— Data listing —
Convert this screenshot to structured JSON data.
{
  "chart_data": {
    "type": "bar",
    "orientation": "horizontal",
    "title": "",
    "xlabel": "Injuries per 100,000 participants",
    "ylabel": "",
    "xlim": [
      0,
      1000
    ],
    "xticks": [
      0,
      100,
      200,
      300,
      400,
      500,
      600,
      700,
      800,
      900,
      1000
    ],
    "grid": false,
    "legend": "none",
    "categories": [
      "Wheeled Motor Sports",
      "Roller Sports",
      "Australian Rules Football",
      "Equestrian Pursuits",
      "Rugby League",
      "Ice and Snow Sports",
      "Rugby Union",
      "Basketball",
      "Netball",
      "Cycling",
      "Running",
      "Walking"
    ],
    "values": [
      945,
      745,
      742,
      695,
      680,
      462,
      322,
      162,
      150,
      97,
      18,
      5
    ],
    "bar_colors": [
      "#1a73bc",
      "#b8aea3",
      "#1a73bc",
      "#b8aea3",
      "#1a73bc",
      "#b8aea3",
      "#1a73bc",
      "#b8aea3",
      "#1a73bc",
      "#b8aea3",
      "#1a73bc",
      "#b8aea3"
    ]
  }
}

— What is being asked —
Which lines hold the string "Sports"? Copy all of them from the data above.

— Solution for this task —
      "Wheeled Motor Sports",
      "Roller Sports",
      "Ice and Snow Sports",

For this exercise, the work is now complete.